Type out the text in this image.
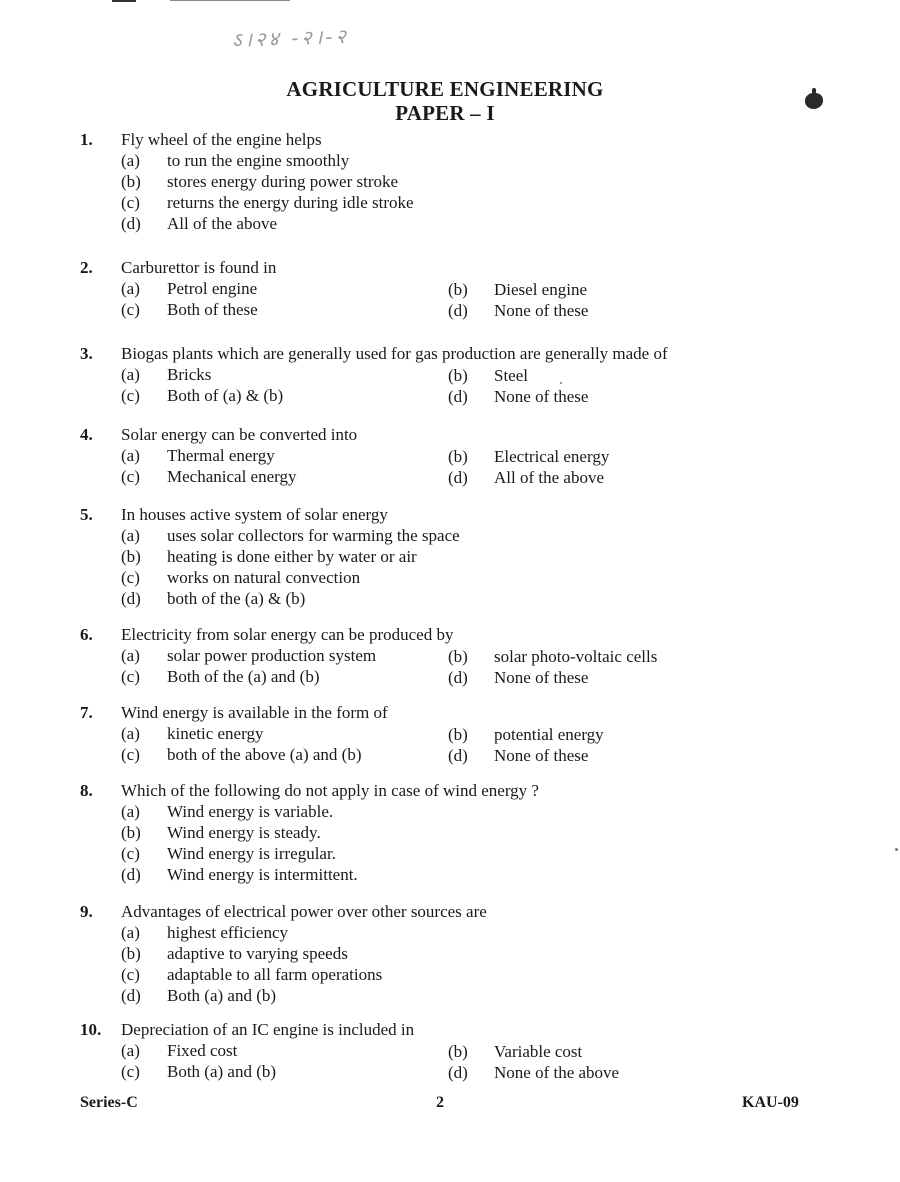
ऽ।२४ -२।-२
AGRICULTURE ENGINEERING
PAPER – I
1. Fly wheel of the engine helps
(a) to run the engine smoothly
(b) stores energy during power stroke
(c) returns the energy during idle stroke
(d) All of the above
2. Carburettor is found in
(a) Petrol engine	(b) Diesel engine
(c) Both of these	(d) None of these
3. Biogas plants which are generally used for gas production are generally made of
(a) Bricks	(b) Steel
(c) Both of (a) & (b)	(d) None of these
4. Solar energy can be converted into
(a) Thermal energy	(b) Electrical energy
(c) Mechanical energy	(d) All of the above
5. In houses active system of solar energy
(a) uses solar collectors for warming the space
(b) heating is done either by water or air
(c) works on natural convection
(d) both of the (a) & (b)
6. Electricity from solar energy can be produced by
(a) solar power production system	(b) solar photo-voltaic cells
(c) Both of the (a) and (b)	(d) None of these
7. Wind energy is available in the form of
(a) kinetic energy	(b) potential energy
(c) both of the above (a) and (b)	(d) None of these
8. Which of the following do not apply in case of wind energy ?
(a) Wind energy is variable.
(b) Wind energy is steady.
(c) Wind energy is irregular.
(d) Wind energy is intermittent.
9. Advantages of electrical power over other sources are
(a) highest efficiency
(b) adaptive to varying speeds
(c) adaptable to all farm operations
(d) Both (a) and (b)
10. Depreciation of an IC engine is included in
(a) Fixed cost	(b) Variable cost
(c) Both (a) and (b)	(d) None of the above
Series-C	2	KAU-09
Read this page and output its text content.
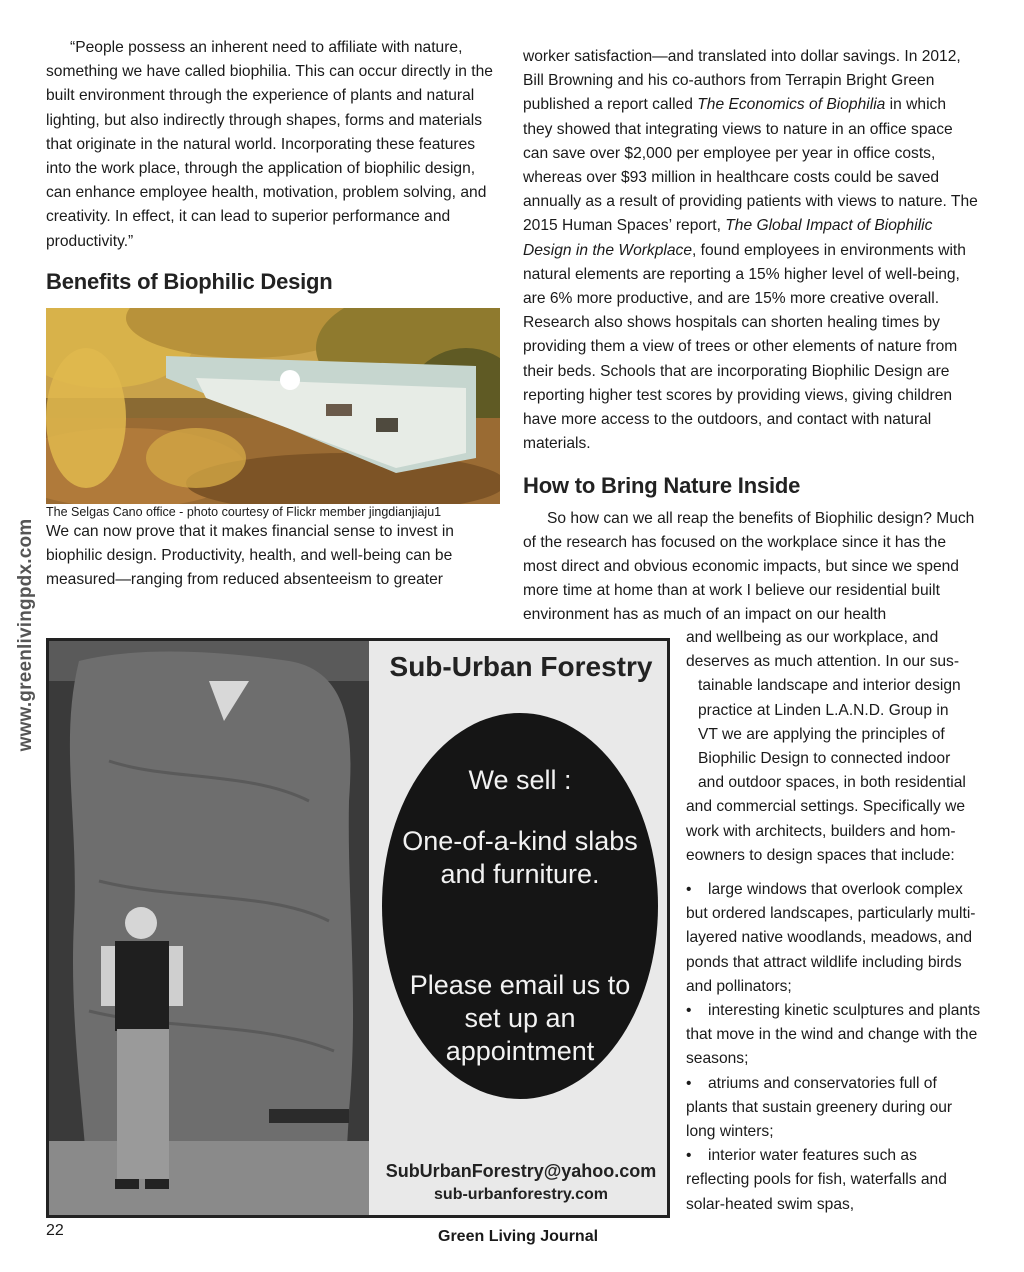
www.greenlivingpdx.com

“People possess an inherent need to affiliate with nature, something we have called biophilia. This can occur directly in the built environment through the experience of plants and natural lighting, but also indirectly through shapes, forms and materials that originate in the natural world. Incorporating these features into the work place, through the application of biophilic design, can enhance employee health, motivation, problem solving, and creativity. In effect, it can lead to superior performance and productivity.”

Benefits of Biophilic Design

The Selgas Cano office - photo courtesy of Flickr member jingdianjiaju1

We can now prove that it makes financial sense to invest in biophilic design. Productivity, health, and well-being can be measured—ranging from reduced absenteeism to greater

worker satisfaction—and translated into dollar savings. In 2012, Bill Browning and his co-authors from Terrapin Bright Green published a report called The Economics of Biophilia in which they showed that integrating views to nature in an office space can save over $2,000 per employee per year in office costs, whereas over $93 million in healthcare costs could be saved annually as a result of providing patients with views to nature. The 2015 Human Spaces’ report, The Global Impact of Biophilic Design in the Workplace, found employees in environments with natural elements are reporting a 15% higher level of well-being, are 6% more productive, and are 15% more creative overall. Research also shows hospitals can shorten healing times by providing them a view of trees or other elements of nature from their beds. Schools that are incorporating Biophilic Design are reporting higher test scores by providing views, giving children have more access to the outdoors, and contact with natural materials.

How to Bring Nature Inside

So how can we all reap the benefits of Biophilic design? Much of the research has focused on the workplace since it has the most direct and obvious economic impacts, but since we spend more time at home than at work I believe our residential built environment has as much of an impact on our health

and wellbeing as our workplace, and
deserves as much attention. In our sus-
tainable landscape and interior design
practice at Linden L.A.N.D. Group in
VT we are applying the principles of
Biophilic Design to connected indoor
and outdoor spaces, in both residential
and commercial settings. Specifically we
work with architects, builders and hom-
eowners to design spaces that include:
• large windows that overlook complex but ordered landscapes, particularly multi-layered native woodlands, meadows, and ponds that attract wildlife including birds and pollinators;
• interesting kinetic sculptures and plants that move in the wind and change with the seasons;
• atriums and conservatories full of plants that sustain greenery during our long winters;
• interior water features such as reflecting pools for fish, waterfalls and solar-heated swim spas,
Sub-Urban Forestry
We sell :
One-of-a-kind slabs and furniture.
Please email us to set up an appointment
SubUrbanForestry@yahoo.com
sub-urbanforestry.com
22	Green Living Journal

### Task brief
Copy every line of the listing that contains the word "much".

### Result of this exercise
So how can we all reap the benefits of Biophilic design? Much of the research has focused on the workplace since it has the most direct and obvious economic impacts, but since we spend more time at home than at work I believe our residential built environment has as much of an impact on our health
deserves as much attention. In our sus-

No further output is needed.